'''
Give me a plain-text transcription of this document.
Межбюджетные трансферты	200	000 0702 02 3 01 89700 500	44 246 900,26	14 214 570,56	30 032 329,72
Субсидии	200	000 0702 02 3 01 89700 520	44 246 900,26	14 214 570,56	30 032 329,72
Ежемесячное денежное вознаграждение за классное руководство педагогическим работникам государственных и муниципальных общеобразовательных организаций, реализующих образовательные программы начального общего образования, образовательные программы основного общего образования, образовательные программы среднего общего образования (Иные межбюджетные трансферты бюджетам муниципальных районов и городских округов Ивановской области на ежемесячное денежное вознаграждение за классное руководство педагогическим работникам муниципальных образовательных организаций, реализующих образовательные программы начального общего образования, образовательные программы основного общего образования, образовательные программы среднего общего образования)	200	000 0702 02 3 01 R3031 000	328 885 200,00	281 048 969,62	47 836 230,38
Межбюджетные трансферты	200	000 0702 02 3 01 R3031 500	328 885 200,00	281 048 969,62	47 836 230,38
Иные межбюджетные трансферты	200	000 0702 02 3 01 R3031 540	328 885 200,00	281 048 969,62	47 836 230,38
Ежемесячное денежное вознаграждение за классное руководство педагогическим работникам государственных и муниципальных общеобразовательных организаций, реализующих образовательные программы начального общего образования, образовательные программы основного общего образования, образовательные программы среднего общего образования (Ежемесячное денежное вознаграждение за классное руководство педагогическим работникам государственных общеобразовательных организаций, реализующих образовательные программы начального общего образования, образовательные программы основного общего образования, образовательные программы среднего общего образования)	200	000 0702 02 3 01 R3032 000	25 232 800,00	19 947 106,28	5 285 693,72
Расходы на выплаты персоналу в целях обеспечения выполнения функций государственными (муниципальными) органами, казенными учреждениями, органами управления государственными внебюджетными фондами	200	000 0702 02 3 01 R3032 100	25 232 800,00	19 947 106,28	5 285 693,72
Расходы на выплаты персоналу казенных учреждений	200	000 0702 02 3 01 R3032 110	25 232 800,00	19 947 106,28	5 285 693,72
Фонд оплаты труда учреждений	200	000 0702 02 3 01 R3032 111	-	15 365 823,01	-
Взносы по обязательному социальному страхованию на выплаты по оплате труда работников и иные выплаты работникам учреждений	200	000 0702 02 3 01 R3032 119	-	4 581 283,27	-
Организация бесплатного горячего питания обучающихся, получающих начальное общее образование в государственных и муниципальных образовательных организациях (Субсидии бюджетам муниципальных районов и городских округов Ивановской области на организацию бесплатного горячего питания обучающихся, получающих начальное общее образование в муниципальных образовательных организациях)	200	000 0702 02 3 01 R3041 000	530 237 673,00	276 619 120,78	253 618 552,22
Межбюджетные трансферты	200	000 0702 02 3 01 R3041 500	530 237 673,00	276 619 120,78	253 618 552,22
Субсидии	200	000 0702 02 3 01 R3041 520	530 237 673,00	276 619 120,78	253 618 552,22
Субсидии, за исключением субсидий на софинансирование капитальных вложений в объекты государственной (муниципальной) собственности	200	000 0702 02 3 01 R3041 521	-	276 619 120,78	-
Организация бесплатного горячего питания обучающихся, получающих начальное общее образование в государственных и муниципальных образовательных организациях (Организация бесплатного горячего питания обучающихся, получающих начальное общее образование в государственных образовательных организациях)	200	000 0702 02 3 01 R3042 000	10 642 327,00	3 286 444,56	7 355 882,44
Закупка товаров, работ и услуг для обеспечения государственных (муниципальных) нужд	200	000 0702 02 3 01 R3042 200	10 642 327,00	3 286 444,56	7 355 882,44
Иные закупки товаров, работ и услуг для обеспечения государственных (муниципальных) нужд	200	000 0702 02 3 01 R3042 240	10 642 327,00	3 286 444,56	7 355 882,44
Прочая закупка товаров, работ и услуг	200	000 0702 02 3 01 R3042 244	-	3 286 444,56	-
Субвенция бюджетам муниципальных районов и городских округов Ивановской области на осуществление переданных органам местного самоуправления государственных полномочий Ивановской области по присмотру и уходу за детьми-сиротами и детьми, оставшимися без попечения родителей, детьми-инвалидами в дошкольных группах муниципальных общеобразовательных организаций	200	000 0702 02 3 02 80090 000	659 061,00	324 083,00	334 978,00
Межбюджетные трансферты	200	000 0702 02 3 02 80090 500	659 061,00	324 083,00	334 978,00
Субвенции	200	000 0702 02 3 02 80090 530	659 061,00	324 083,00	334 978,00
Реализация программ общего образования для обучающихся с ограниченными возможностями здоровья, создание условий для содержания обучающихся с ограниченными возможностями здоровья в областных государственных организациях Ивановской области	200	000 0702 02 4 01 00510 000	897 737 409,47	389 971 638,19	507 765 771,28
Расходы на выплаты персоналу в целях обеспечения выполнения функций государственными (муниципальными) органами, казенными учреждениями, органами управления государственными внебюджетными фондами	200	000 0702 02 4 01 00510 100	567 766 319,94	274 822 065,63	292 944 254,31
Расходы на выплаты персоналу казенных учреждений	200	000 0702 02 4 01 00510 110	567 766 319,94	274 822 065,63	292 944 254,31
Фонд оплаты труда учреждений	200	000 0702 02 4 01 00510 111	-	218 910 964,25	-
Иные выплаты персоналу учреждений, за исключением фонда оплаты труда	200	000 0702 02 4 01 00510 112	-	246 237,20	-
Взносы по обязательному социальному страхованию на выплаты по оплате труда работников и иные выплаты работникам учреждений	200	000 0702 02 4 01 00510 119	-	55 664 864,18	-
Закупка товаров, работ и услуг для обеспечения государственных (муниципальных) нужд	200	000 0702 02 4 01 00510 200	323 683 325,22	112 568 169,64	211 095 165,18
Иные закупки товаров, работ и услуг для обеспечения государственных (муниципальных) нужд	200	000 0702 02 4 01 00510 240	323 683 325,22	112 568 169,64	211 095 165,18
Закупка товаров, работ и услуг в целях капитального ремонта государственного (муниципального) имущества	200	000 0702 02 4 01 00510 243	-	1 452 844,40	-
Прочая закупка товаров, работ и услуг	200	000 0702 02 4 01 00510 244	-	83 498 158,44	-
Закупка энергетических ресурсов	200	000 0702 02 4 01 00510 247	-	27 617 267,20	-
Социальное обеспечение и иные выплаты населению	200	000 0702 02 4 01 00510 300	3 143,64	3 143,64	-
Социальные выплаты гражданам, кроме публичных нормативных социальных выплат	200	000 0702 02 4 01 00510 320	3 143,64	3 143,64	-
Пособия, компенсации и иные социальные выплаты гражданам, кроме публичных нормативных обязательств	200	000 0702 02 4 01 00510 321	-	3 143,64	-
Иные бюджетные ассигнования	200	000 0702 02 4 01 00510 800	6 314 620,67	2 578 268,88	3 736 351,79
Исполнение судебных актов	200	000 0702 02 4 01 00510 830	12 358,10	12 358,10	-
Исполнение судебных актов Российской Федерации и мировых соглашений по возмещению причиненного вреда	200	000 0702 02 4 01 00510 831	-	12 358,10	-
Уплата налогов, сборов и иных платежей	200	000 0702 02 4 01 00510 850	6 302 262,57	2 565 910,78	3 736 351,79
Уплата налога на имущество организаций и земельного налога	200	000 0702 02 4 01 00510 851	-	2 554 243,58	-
'''
### Written problem
Print the material verbatim, all of it.

### Task result
Give me a plain-text transcription of this document.
Межбюджетные трансферты	200	000 0702 02 3 01 89700 500	44 246 900,26	14 214 570,56	30 032 329,72
Субсидии	200	000 0702 02 3 01 89700 520	44 246 900,26	14 214 570,56	30 032 329,72
Ежемесячное денежное вознаграждение за классное руководство педагогическим работникам государственных и муниципальных общеобразовательных организаций, реализующих образовательные программы начального общего образования, образовательные программы основного общего образования, образовательные программы среднего общего образования (Иные межбюджетные трансферты бюджетам муниципальных районов и городских округов Ивановской области на ежемесячное денежное вознаграждение за классное руководство педагогическим работникам муниципальных образовательных организаций, реализующих образовательные программы начального общего образования, образовательные программы основного общего образования, образовательные программы среднего общего образования)	200	000 0702 02 3 01 R3031 000	328 885 200,00	281 048 969,62	47 836 230,38
Межбюджетные трансферты	200	000 0702 02 3 01 R3031 500	328 885 200,00	281 048 969,62	47 836 230,38
Иные межбюджетные трансферты	200	000 0702 02 3 01 R3031 540	328 885 200,00	281 048 969,62	47 836 230,38
Ежемесячное денежное вознаграждение за классное руководство педагогическим работникам государственных и муниципальных общеобразовательных организаций, реализующих образовательные программы начального общего образования, образовательные программы основного общего образования, образовательные программы среднего общего образования (Ежемесячное денежное вознаграждение за классное руководство педагогическим работникам государственных общеобразовательных организаций, реализующих образовательные программы начального общего образования, образовательные программы основного общего образования, образовательные программы среднего общего образования)	200	000 0702 02 3 01 R3032 000	25 232 800,00	19 947 106,28	5 285 693,72
Расходы на выплаты персоналу в целях обеспечения выполнения функций государственными (муниципальными) органами, казенными учреждениями, органами управления государственными внебюджетными фондами	200	000 0702 02 3 01 R3032 100	25 232 800,00	19 947 106,28	5 285 693,72
Расходы на выплаты персоналу казенных учреждений	200	000 0702 02 3 01 R3032 110	25 232 800,00	19 947 106,28	5 285 693,72
Фонд оплаты труда учреждений	200	000 0702 02 3 01 R3032 111	-	15 365 823,01	-
Взносы по обязательному социальному страхованию на выплаты по оплате труда работников и иные выплаты работникам учреждений	200	000 0702 02 3 01 R3032 119	-	4 581 283,27	-
Организация бесплатного горячего питания обучающихся, получающих начальное общее образование в государственных и муниципальных образовательных организациях (Субсидии бюджетам муниципальных районов и городских округов Ивановской области на организацию бесплатного горячего питания обучающихся, получающих начальное общее образование в муниципальных образовательных организациях)	200	000 0702 02 3 01 R3041 000	530 237 673,00	276 619 120,78	253 618 552,22
Межбюджетные трансферты	200	000 0702 02 3 01 R3041 500	530 237 673,00	276 619 120,78	253 618 552,22
Субсидии	200	000 0702 02 3 01 R3041 520	530 237 673,00	276 619 120,78	253 618 552,22
Субсидии, за исключением субсидий на софинансирование капитальных вложений в объекты государственной (муниципальной) собственности	200	000 0702 02 3 01 R3041 521	-	276 619 120,78	-
Организация бесплатного горячего питания обучающихся, получающих начальное общее образование в государственных и муниципальных образовательных организациях (Организация бесплатного горячего питания обучающихся, получающих начальное общее образование в государственных образовательных организациях)	200	000 0702 02 3 01 R3042 000	10 642 327,00	3 286 444,56	7 355 882,44
Закупка товаров, работ и услуг для обеспечения государственных (муниципальных) нужд	200	000 0702 02 3 01 R3042 200	10 642 327,00	3 286 444,56	7 355 882,44
Иные закупки товаров, работ и услуг для обеспечения государственных (муниципальных) нужд	200	000 0702 02 3 01 R3042 240	10 642 327,00	3 286 444,56	7 355 882,44
Прочая закупка товаров, работ и услуг	200	000 0702 02 3 01 R3042 244	-	3 286 444,56	-
Субвенция бюджетам муниципальных районов и городских округов Ивановской области на осуществление переданных органам местного самоуправления государственных полномочий Ивановской области по присмотру и уходу за детьми-сиротами и детьми, оставшимися без попечения родителей, детьми-инвалидами в дошкольных группах муниципальных общеобразовательных организаций	200	000 0702 02 3 02 80090 000	659 061,00	324 083,00	334 978,00
Межбюджетные трансферты	200	000 0702 02 3 02 80090 500	659 061,00	324 083,00	334 978,00
Субвенции	200	000 0702 02 3 02 80090 530	659 061,00	324 083,00	334 978,00
Реализация программ общего образования для обучающихся с ограниченными возможностями здоровья, создание условий для содержания обучающихся с ограниченными возможностями здоровья в областных государственных организациях Ивановской области	200	000 0702 02 4 01 00510 000	897 737 409,47	389 971 638,19	507 765 771,28
Расходы на выплаты персоналу в целях обеспечения выполнения функций государственными (муниципальными) органами, казенными учреждениями, органами управления государственными внебюджетными фондами	200	000 0702 02 4 01 00510 100	567 766 319,94	274 822 065,63	292 944 254,31
Расходы на выплаты персоналу казенных учреждений	200	000 0702 02 4 01 00510 110	567 766 319,94	274 822 065,63	292 944 254,31
Фонд оплаты труда учреждений	200	000 0702 02 4 01 00510 111	-	218 910 964,25	-
Иные выплаты персоналу учреждений, за исключением фонда оплаты труда	200	000 0702 02 4 01 00510 112	-	246 237,20	-
Взносы по обязательному социальному страхованию на выплаты по оплате труда работников и иные выплаты работникам учреждений	200	000 0702 02 4 01 00510 119	-	55 664 864,18	-
Закупка товаров, работ и услуг для обеспечения государственных (муниципальных) нужд	200	000 0702 02 4 01 00510 200	323 683 325,22	112 568 169,64	211 095 165,18
Иные закупки товаров, работ и услуг для обеспечения государственных (муниципальных) нужд	200	000 0702 02 4 01 00510 240	323 683 325,22	112 568 169,64	211 095 165,18
Закупка товаров, работ и услуг в целях капитального ремонта государственного (муниципального) имущества	200	000 0702 02 4 01 00510 243	-	1 452 844,40	-
Прочая закупка товаров, работ и услуг	200	000 0702 02 4 01 00510 244	-	83 498 158,44	-
Закупка энергетических ресурсов	200	000 0702 02 4 01 00510 247	-	27 617 267,20	-
Социальное обеспечение и иные выплаты населению	200	000 0702 02 4 01 00510 300	3 143,64	3 143,64	-
Социальные выплаты гражданам, кроме публичных нормативных социальных выплат	200	000 0702 02 4 01 00510 320	3 143,64	3 143,64	-
Пособия, компенсации и иные социальные выплаты гражданам, кроме публичных нормативных обязательств	200	000 0702 02 4 01 00510 321	-	3 143,64	-
Иные бюджетные ассигнования	200	000 0702 02 4 01 00510 800	6 314 620,67	2 578 268,88	3 736 351,79
Исполнение судебных актов	200	000 0702 02 4 01 00510 830	12 358,10	12 358,10	-
Исполнение судебных актов Российской Федерации и мировых соглашений по возмещению причиненного вреда	200	000 0702 02 4 01 00510 831	-	12 358,10	-
Уплата налогов, сборов и иных платежей	200	000 0702 02 4 01 00510 850	6 302 262,57	2 565 910,78	3 736 351,79
Уплата налога на имущество организаций и земельного налога	200	000 0702 02 4 01 00510 851	-	2 554 243,58	-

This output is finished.